Each line that holds the word "have" counts once; report how many lines do so and nothing else.

::: Extracted records :::

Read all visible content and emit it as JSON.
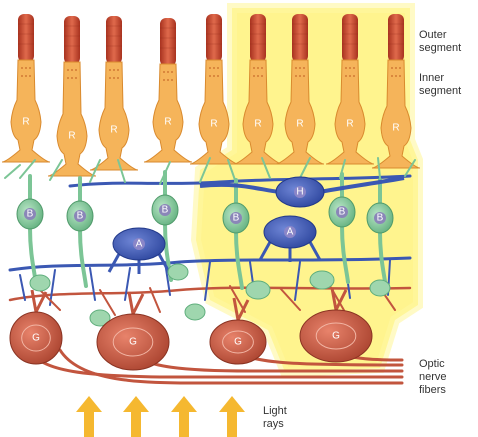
{
  "colors": {
    "rod_outer": "#c9412a",
    "rod_inner": "#f5b45a",
    "bipolar": "#7cc596",
    "horizontal": "#3b58b3",
    "amacrine": "#3b58b3",
    "ganglion": "#c2553e",
    "nerve_fibers": "#c2553e",
    "highlight": "#fff27a",
    "light_arrow": "#f5b830"
  },
  "labels": {
    "outer_segment": [
      "Outer",
      "segment"
    ],
    "inner_segment": [
      "Inner",
      "segment"
    ],
    "optic_nerve": [
      "Optic",
      "nerve",
      "fibers"
    ],
    "light_rays": [
      "Light",
      "rays"
    ]
  },
  "cells": {
    "rod": "R",
    "bipolar": "B",
    "horizontal": "H",
    "amacrine": "A",
    "ganglion": "G"
  },
  "icons": {
    "light_arrow": "up-arrow-icon"
  }
}
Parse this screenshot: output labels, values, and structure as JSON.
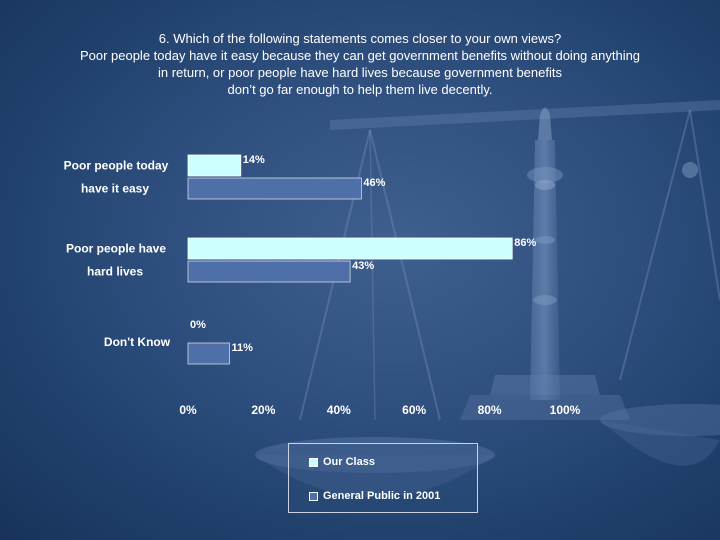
{
  "title_lines": [
    "6. Which of the following statements comes closer to your own views?",
    "Poor people today have it easy because they can get government benefits without doing anything",
    "in return, or poor people have hard lives because government benefits",
    "don’t go far enough to help them live decently."
  ],
  "colors": {
    "series_1": "#ccffff",
    "series_2": "#4f6fa8",
    "background": "#2f4f7f"
  },
  "chart_data": {
    "type": "bar",
    "orientation": "horizontal",
    "categories": [
      [
        "Poor people today",
        "have it easy"
      ],
      [
        "Poor people have",
        "hard lives"
      ],
      [
        "Don't Know"
      ]
    ],
    "series": [
      {
        "name": "Our Class",
        "values": [
          14,
          86,
          0
        ],
        "labels": [
          "14%",
          "86%",
          "0%"
        ]
      },
      {
        "name": "General Public in 2001",
        "values": [
          46,
          43,
          11
        ],
        "labels": [
          "46%",
          "43%",
          "11%"
        ]
      }
    ],
    "xlim": [
      0,
      100
    ],
    "xticks": [
      0,
      20,
      40,
      60,
      80,
      100
    ],
    "xtick_labels": [
      "0%",
      "20%",
      "40%",
      "60%",
      "80%",
      "100%"
    ],
    "grid": false,
    "legend_position": "bottom"
  },
  "legend": {
    "items": [
      {
        "label": "Our Class"
      },
      {
        "label": "General Public in 2001"
      }
    ]
  }
}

:::

_Solution to this exercise:_
4